Work item:
Pick out each line of the records in which the word "escherichia" appears.

Source material:
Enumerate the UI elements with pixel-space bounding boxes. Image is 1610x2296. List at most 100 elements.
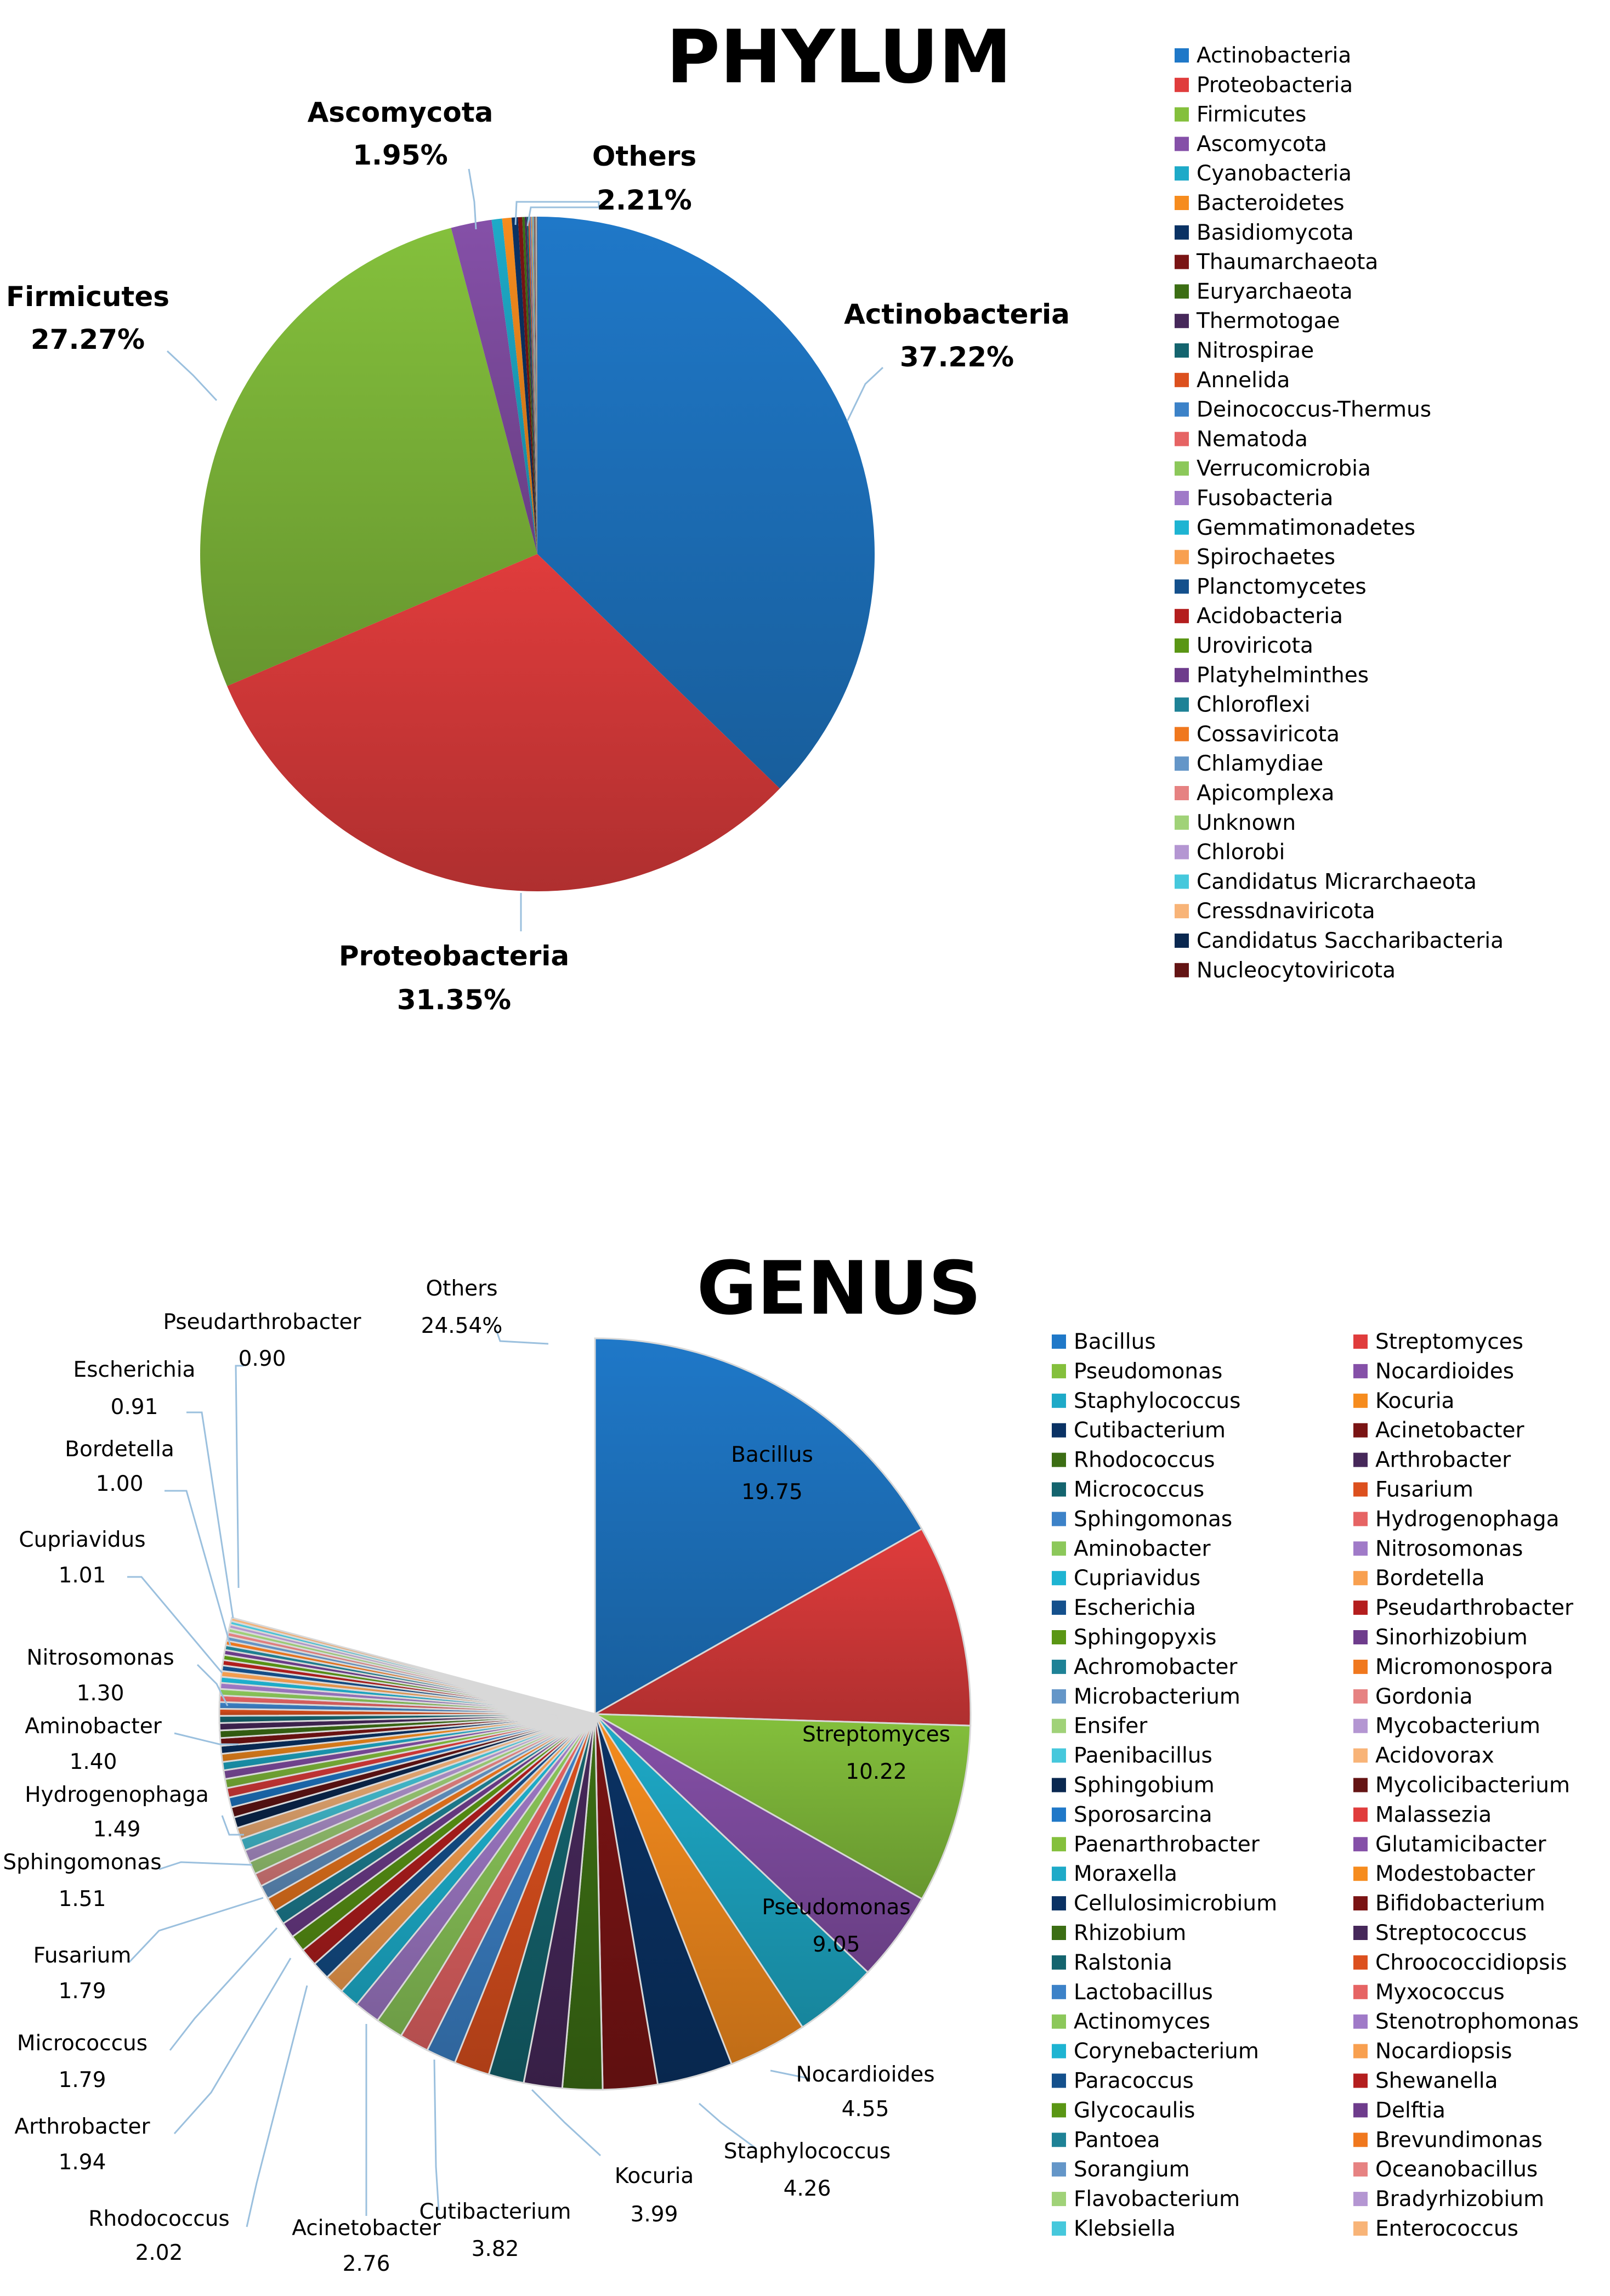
phylum-legend-item-planctomycetes: Planctomycetes [1175, 574, 1367, 599]
genus-legend-label: Myxococcus [1375, 1980, 1505, 2005]
phylum-legend-swatch [1175, 550, 1189, 564]
genus-legend-label: Sporosarcina [1074, 1802, 1212, 1827]
genus-legend-swatch [1353, 1867, 1368, 1881]
phylum-legend-label: Apicomplexa [1197, 781, 1334, 806]
genus-legend-item-achromobacter: Achromobacter [1052, 1655, 1238, 1679]
phylum-legend-item-platyhelminthes: Platyhelminthes [1175, 663, 1369, 688]
genus-legend-swatch [1052, 1659, 1066, 1674]
phylum-legend-swatch [1175, 314, 1189, 329]
phylum-legend-item-nematoda: Nematoda [1175, 427, 1308, 451]
phylum-slice-thermotogae [524, 217, 537, 554]
phylum-legend-item-firmicutes: Firmicutes [1175, 103, 1306, 127]
phylum-legend-label: Uroviricota [1197, 634, 1313, 658]
phylum-legend-swatch [1175, 196, 1189, 210]
genus-legend-item-acidovorax: Acidovorax [1353, 1744, 1494, 1768]
genus-legend-swatch [1353, 1512, 1368, 1526]
phylum-legend-swatch [1175, 609, 1189, 624]
genus-legend-label: Cupriavidus [1074, 1566, 1200, 1591]
phylum-legend-label: Chlorobi [1197, 840, 1285, 865]
phylum-legend-item-unknown: Unknown [1175, 811, 1296, 835]
genus-legend-label: Paenarthrobacter [1074, 1832, 1260, 1857]
genus-legend-item-brevundimonas: Brevundimonas [1353, 2128, 1543, 2152]
phylum-legend-label: Spirochaetes [1197, 545, 1335, 570]
phylum-value-ascomycota: 1.95% [353, 139, 447, 171]
genus-slice-streptomyces [592, 1528, 972, 1727]
genus-label-others: Others [426, 1276, 497, 1301]
genus-label-pseudomonas: Pseudomonas [762, 1895, 910, 1920]
phylum-legend-item-ascomycota: Ascomycota [1175, 132, 1327, 156]
genus-legend-label: Kocuria [1375, 1389, 1454, 1413]
genus-value-rhodococcus: 2.02 [135, 2241, 183, 2265]
phylum-legend-label: Chloroflexi [1197, 693, 1310, 717]
phylum-slice-acidobacteria [534, 217, 537, 554]
genus-label-cupriavidus: Cupriavidus [19, 1528, 145, 1552]
genus-label-acinetobacter: Acinetobacter [292, 2216, 441, 2241]
genus-legend-item-nocardioides: Nocardioides [1353, 1359, 1514, 1384]
genus-legend-label: Cellulosimicrobium [1074, 1891, 1277, 1916]
genus-legend-swatch [1353, 1482, 1368, 1497]
phylum-value-proteobacteria: 31.35% [397, 984, 511, 1016]
phylum-leader-others [526, 206, 599, 227]
phylum-legend-item-actinobacteria: Actinobacteria [1175, 43, 1351, 68]
genus-legend-label: Rhodococcus [1074, 1448, 1215, 1473]
genus-leader-escherichia [186, 1411, 234, 1619]
phylum-slice-uroviricota [535, 217, 537, 554]
phylum-legend-item-chloroflexi: Chloroflexi [1175, 693, 1310, 717]
genus-legend-swatch [1353, 1896, 1368, 1911]
phylum-legend-swatch [1175, 786, 1189, 800]
phylum-legend-swatch [1175, 697, 1189, 712]
phylum-label-ascomycota: Ascomycota [308, 97, 494, 128]
phylum-legend-swatch [1175, 815, 1189, 830]
genus-legend-label: Hydrogenophaga [1375, 1507, 1560, 1531]
genus-legend-label: Brevundimonas [1375, 2128, 1543, 2152]
genus-legend-item-micromonospora: Micromonospora [1353, 1655, 1553, 1679]
genus-legend-item-streptococcus: Streptococcus [1353, 1921, 1527, 1946]
phylum-legend-item-deinococcus-thermus: Deinococcus-Thermus [1175, 398, 1431, 422]
genus-legend-swatch [1353, 1571, 1368, 1586]
genus-value-aminobacter: 1.40 [70, 1750, 117, 1774]
genus-leader-hydrogenophaga [221, 1815, 244, 1836]
phylum-legend-swatch [1175, 727, 1189, 742]
genus-legend-swatch [1052, 1748, 1066, 1763]
genus-legend-item-sphingobium: Sphingobium [1052, 1773, 1215, 1798]
genus-legend-item-escherichia: Escherichia [1052, 1596, 1196, 1620]
phylum-legend-label: Firmicutes [1197, 103, 1306, 127]
phylum-legend-swatch [1175, 904, 1189, 919]
genus-value-nitrosomonas: 1.30 [77, 1681, 124, 1706]
genus-legend-label: Moraxella [1074, 1862, 1177, 1886]
genus-legend-label: Glutamicibacter [1375, 1832, 1546, 1857]
phylum-slice-ascomycota [451, 219, 537, 555]
genus-legend-item-acinetobacter: Acinetobacter [1353, 1418, 1525, 1443]
phylum-legend-item-cossaviricota: Cossaviricota [1175, 722, 1340, 747]
genus-slice-enterococcus [230, 1616, 596, 1715]
genus-legend-label: Sinorhizobium [1375, 1625, 1528, 1650]
genus-legend-item-cutibacterium: Cutibacterium [1052, 1418, 1226, 1443]
genus-legend-label: Sphingobium [1074, 1773, 1215, 1798]
phylum-legend-swatch [1175, 874, 1189, 889]
phylum-legend-item-annelida: Annelida [1175, 368, 1290, 393]
genus-legend-swatch [1052, 2014, 1066, 2029]
genus-leader-micrococcus [169, 1927, 278, 2051]
genus-legend-label: Micrococcus [1074, 1478, 1204, 1502]
genus-legend-label: Pseudomonas [1074, 1359, 1222, 1384]
genus-label-escherichia: Escherichia [73, 1358, 196, 1382]
genus-value-acinetobacter: 2.76 [343, 2252, 390, 2276]
phylum-legend-item-thaumarchaeota: Thaumarchaeota [1175, 250, 1378, 275]
genus-leader-fusarium [128, 1897, 264, 1964]
genus-legend-label: Lactobacillus [1074, 1980, 1213, 2005]
phylum-leader-actinobacteria [846, 366, 884, 422]
genus-legend-swatch [1052, 1334, 1066, 1349]
phylum-label-proteobacteria: Proteobacteria [339, 940, 569, 972]
genus-slice-bacillus [594, 1337, 923, 1716]
genus-legend-item-myxococcus: Myxococcus [1353, 1980, 1505, 2005]
genus-legend-swatch [1052, 1364, 1066, 1378]
genus-legend-item-paenarthrobacter: Paenarthrobacter [1052, 1832, 1260, 1857]
phylum-slice-cossaviricota [535, 217, 537, 554]
genus-legend-item-cellulosimicrobium: Cellulosimicrobium [1052, 1891, 1277, 1916]
genus-legend-swatch [1052, 1482, 1066, 1497]
genus-legend-swatch [1353, 2014, 1368, 2029]
genus-legend-swatch [1052, 1689, 1066, 1704]
genus-legend-item-malassezia: Malassezia [1353, 1802, 1492, 1827]
phylum-slice-proteobacteria [227, 554, 780, 891]
genus-legend-swatch [1052, 1452, 1066, 1467]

Task response:
genus-leader-escherichia [186, 1411, 234, 1619]
genus-legend-item-escherichia: Escherichia [1052, 1596, 1196, 1620]
genus-label-escherichia: Escherichia [73, 1358, 196, 1382]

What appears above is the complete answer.